━━ ENTRIES SHOWN ━━
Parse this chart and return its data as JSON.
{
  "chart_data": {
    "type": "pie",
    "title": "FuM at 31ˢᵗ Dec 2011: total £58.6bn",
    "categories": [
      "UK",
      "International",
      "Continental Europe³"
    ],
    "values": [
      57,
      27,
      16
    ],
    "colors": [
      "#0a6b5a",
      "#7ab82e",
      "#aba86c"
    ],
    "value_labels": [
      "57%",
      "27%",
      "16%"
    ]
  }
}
━━━
REQUIRED WORK:
Quote each line above in full, word for word.

EXERCISE RESULT:
Parse this chart and return its data as JSON.
{
  "chart_data": {
    "type": "pie",
    "title": "FuM at 31ˢᵗ Dec 2011: total £58.6bn",
    "categories": [
      "UK",
      "International",
      "Continental Europe³"
    ],
    "values": [
      57,
      27,
      16
    ],
    "colors": [
      "#0a6b5a",
      "#7ab82e",
      "#aba86c"
    ],
    "value_labels": [
      "57%",
      "27%",
      "16%"
    ]
  }
}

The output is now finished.